I need to admit that I need.

Seeking

  1. to go in search or quest of: to seek the truth.
    2. to try to find or discover by searching or questioning: to seek the solution to a problem.
    3. to try to obtain.
    4. to try or attempt.
    5. to go to: to seek a place to rest.
    6. to ask for; request:to seek advice.

 

Trying to even come up with a word for how I’m feeling the past while was hard. Seeking seems to fit though.

I find myself feeling lost in a sense. Roles and actions that used to be a part of how I identified “me” are no more. They have changed and with that change has come a sense of being adrift. A sense of feeling unknown in a way but at the same time, acutely aware that the core of me is very much clear and there. A dichotomy that leaves me feeling propelled and paralyzed.

Instead of lamenting what has been lost or what has changed, I am trying to look simply at what is now and what I want for the future. Looking back can only do so much for guidance moving forward and the truth is that what’s past is past; what’s gone is gone. Done, now what?

I came across a show the other day that had this thought in it: Our “issues” are gifts. While that is hard for me to swallow on a few “issues”, I get the sentiment and actually do embrace it. I wouldn’t be the woman I am today without the experiences I have had to get to this point. Things I have lived through and and with (and still do) have shaped the facets of who I am. Definitively, without a question, they are what made me, me. So where does that leave me in my seeking and what exactly is it I am seeking?

Simply, freedom. Release. The ability to move forward and to express what is deeply and authentically, me. I’m the only one who can give myself that and I am, slowly, recognizing that. It is sad and exciting to realize that the only thing standing between myself and how I want to live and things I want to do and achieve is me. What stops me from doing all of those things that I say “I know, I know” when my partner points out actions? It’s me. Just like it is for all of us.

We vent and express and talk about changes we want to make or things we want to do and if we are lucky enough to have someone who listens – and offers ideas or directions – we sit and nod and say yes, I know, I will, I should, I am going to…. We even say it to ourselves when it’s just our own voice that tells us what we already know we have to do. So why don’t we? Why don’t I? There’s the question; and only I know the answer. Just like it is for all of us. Only I can find what I’m seeking. Only I can make happen what I want. That thought is what has propelled and paralyzed me for so long it feels like. Not anymore though.

Life has a way of flitting by. Each day is so filled and busy and so just “life” that it goes by almost without notice. There has come an awareness lately for me that is raw and hard to live with. The awareness that time is not on my side. The years have slid by so fast and I have found myself grieving a life that I wanted to live that I haven’t. Experiences that have always been “some day”. The freedom to live true to who I am finally realized but it feels so late and like so much of my life has been lived small and that so much has been unrealized. The weight of what I haven’t accomplished or expressed or tried or experienced is so much more of a burden to bear than what I have – and that’s not the way I want it to be. So the time to change that is now. Now, because I am done being paralyzed. I’m done being held in place by the sheer feeling of being suffocated by regret and fear of “what if”. Propelled, not paralyzed is how it needs to be.

__DATA SECTION__.
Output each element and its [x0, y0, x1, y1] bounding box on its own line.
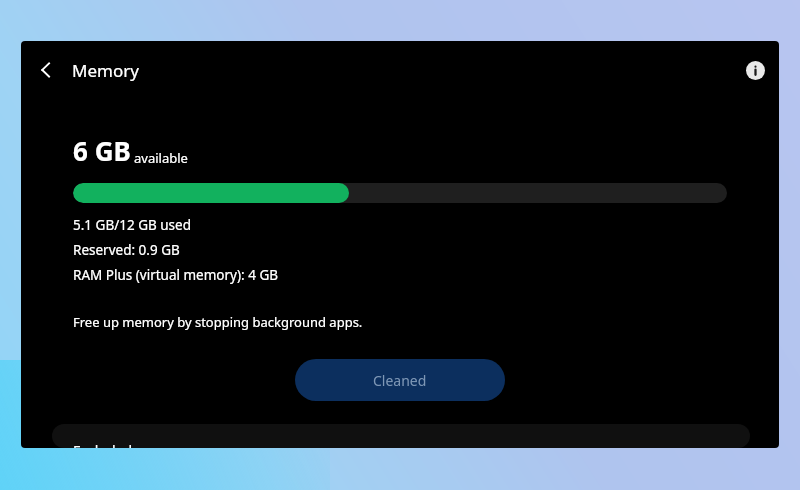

__TASK REQUIREMENTS__.
1: Extract everything in the essay on seeking from "5. to go to: to" down to "Done, now what?", word for word.
2: Continue the essay on seeking, starting after its final sentence.

__RESULTS BY TASK__.
1:
5. to go to: to seek a place to rest.
    6. to ask for; request:to seek advice.

 

Trying to even come up with a word for how I’m feeling the past while was hard. Seeking seems to fit though.

I find myself feeling lost in a sense. Roles and actions that used to be a part of how I identified “me” are no more. They have changed and with that change has come a sense of being adrift. A sense of feeling unknown in a way but at the same time, acutely aware that the core of me is very much clear and there. A dichotomy that leaves me feeling propelled and paralyzed.

Instead of lamenting what has been lost or what has changed, I am trying to look simply at what is now and what I want for the future. Looking back can only do so much for guidance moving forward and the truth is that what’s past is past; what’s gone is gone. Done, now what?

2:
 

I wondered today, as I weighed and measured myself, what it would be like to be free of all this. To just be done with the impact that all those numbers have on me. What would it be like to just look at my body and not measure its value or worth or how I feel about it based on anything other than how it simply IS. What would happen if I saw the little extra here and there and just shrugged and went about my day and felt fabulous and sexy and desirable and strong and all those other feelings that get snagged in the daily net of “not good enough”?

I have days when I feel great… then I weigh myself and all of a sudden I don’t feel like I did a few minutes before. Yet my ingrained sense of self-image is so tied to achieving what always is a work in progress that I am addicted to tracking and critiquing myself. Sure, part of it is that I do feel, physically, so much better when I’m a few pounds down. I feel stronger and lighter and more in shape and that translates to me feeling less inhibited and less insecure. A large part of this all though is the unknown of how do I measure my self-worth and my self image outside of the constraints of scales and measuring tapes and waist sizes? That’s something that I’ve never been exposed to. I see people who do this; I see their freedom and I envy that. I strive towards that. I feel bound by my inhibitions and self judgement of physical self – to the point where I hate the limitations it has had, and continues to have, on my activities and my life.

There have been times, when I am so IN and OF my body that I cease to BE my body. Experiences that are deeply and profoundly physical but are so emotional and intense that my body is nothing so inconsequential as a physical thing, but rather, it becomes what it actually is… a vessel for Me. Times when the phrase “coming back to earth” is perfect for capturing how it feels. My body, at those times, is simply and beautifully, nothing more than something that holds my Self. It gives me movement and expression physically for the wonderfulness that is all inside. Those times have been rare but oh so memorable.

I hold onto to those memories with a strong grasp knowing that if I can get there once or twice, then I can do it again. To dance, to love, to move, fly, swing and swim and everything in between. Freely, openly, abundantly even. Yes. It’s there, I’ve seen it and felt it and will again.

There is a movie that I saw a few years ago called “Sliding Doors”. The premise of the movie is that we sometimes have, in our lives, a singular moment that can alter our path. In the case of the movie, the main character is trying to make it past a set of sliding doors. In that one moment, her entire path alters. The movie splits basically and in one scenario, she makes it past the doors and in the other, she gets stopped on the other side. That one second makes all the difference to how the next hour, the next day and the next path unfolds for her.

Fascinating.

 

I have been having a lot of thoughts lately on this concept. The fact that a single event or choice that a person makes can have such a profound impact on the direction of a life. It’s a thought that I find both powerful and paralyzing. On the one hand, I believe that very rarely does one single choice have that much of an impact but it does happen. On the other hand, I have been in, and seen, those moments that are exactly that. Transformational.

 

Whether or not I have a muffin or yogurt for breakfast probably won’t matter much in the long run. Or it could be the catalyst for a conversation in the break room that lights a fire in my mind for a new direction. Or not.

Whether I choose to take a course that intrigues me could set me on a path that affects me 5 years down the road. Or not.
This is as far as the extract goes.